→ **WORK REQUIRED**
Print the records again, character for character.

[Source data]
— Start —

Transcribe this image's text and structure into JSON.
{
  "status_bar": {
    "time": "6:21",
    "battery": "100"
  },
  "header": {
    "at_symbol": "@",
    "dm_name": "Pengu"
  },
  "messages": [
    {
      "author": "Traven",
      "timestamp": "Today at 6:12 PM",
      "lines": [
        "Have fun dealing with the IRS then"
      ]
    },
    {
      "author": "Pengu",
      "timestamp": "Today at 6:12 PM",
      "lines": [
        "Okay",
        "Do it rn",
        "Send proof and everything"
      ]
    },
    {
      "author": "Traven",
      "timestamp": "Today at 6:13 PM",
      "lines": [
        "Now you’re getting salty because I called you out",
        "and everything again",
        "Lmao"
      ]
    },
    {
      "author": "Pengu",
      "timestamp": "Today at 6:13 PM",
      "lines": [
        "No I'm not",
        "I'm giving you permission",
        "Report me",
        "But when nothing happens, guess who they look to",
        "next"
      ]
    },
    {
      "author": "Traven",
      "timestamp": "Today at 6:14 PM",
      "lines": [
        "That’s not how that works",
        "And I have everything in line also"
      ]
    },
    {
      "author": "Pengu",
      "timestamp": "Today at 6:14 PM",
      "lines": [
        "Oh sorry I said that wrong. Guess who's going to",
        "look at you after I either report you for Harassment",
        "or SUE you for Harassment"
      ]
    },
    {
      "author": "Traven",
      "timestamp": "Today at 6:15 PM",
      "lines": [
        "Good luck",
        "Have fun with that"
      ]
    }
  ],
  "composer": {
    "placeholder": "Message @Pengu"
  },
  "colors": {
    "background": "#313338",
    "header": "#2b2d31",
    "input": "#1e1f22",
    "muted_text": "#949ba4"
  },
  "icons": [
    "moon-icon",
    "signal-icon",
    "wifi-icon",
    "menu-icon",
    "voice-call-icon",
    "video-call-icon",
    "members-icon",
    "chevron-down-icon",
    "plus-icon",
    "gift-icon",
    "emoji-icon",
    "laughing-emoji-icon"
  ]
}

— End —

→ **SOLUTION**
Transcribe this image's text and structure into JSON.
{
  "status_bar": {
    "time": "6:21",
    "battery": "100"
  },
  "header": {
    "at_symbol": "@",
    "dm_name": "Pengu"
  },
  "messages": [
    {
      "author": "Traven",
      "timestamp": "Today at 6:12 PM",
      "lines": [
        "Have fun dealing with the IRS then"
      ]
    },
    {
      "author": "Pengu",
      "timestamp": "Today at 6:12 PM",
      "lines": [
        "Okay",
        "Do it rn",
        "Send proof and everything"
      ]
    },
    {
      "author": "Traven",
      "timestamp": "Today at 6:13 PM",
      "lines": [
        "Now you’re getting salty because I called you out",
        "and everything again",
        "Lmao"
      ]
    },
    {
      "author": "Pengu",
      "timestamp": "Today at 6:13 PM",
      "lines": [
        "No I'm not",
        "I'm giving you permission",
        "Report me",
        "But when nothing happens, guess who they look to",
        "next"
      ]
    },
    {
      "author": "Traven",
      "timestamp": "Today at 6:14 PM",
      "lines": [
        "That’s not how that works",
        "And I have everything in line also"
      ]
    },
    {
      "author": "Pengu",
      "timestamp": "Today at 6:14 PM",
      "lines": [
        "Oh sorry I said that wrong. Guess who's going to",
        "look at you after I either report you for Harassment",
        "or SUE you for Harassment"
      ]
    },
    {
      "author": "Traven",
      "timestamp": "Today at 6:15 PM",
      "lines": [
        "Good luck",
        "Have fun with that"
      ]
    }
  ],
  "composer": {
    "placeholder": "Message @Pengu"
  },
  "colors": {
    "background": "#313338",
    "header": "#2b2d31",
    "input": "#1e1f22",
    "muted_text": "#949ba4"
  },
  "icons": [
    "moon-icon",
    "signal-icon",
    "wifi-icon",
    "menu-icon",
    "voice-call-icon",
    "video-call-icon",
    "members-icon",
    "chevron-down-icon",
    "plus-icon",
    "gift-icon",
    "emoji-icon",
    "laughing-emoji-icon"
  ]
}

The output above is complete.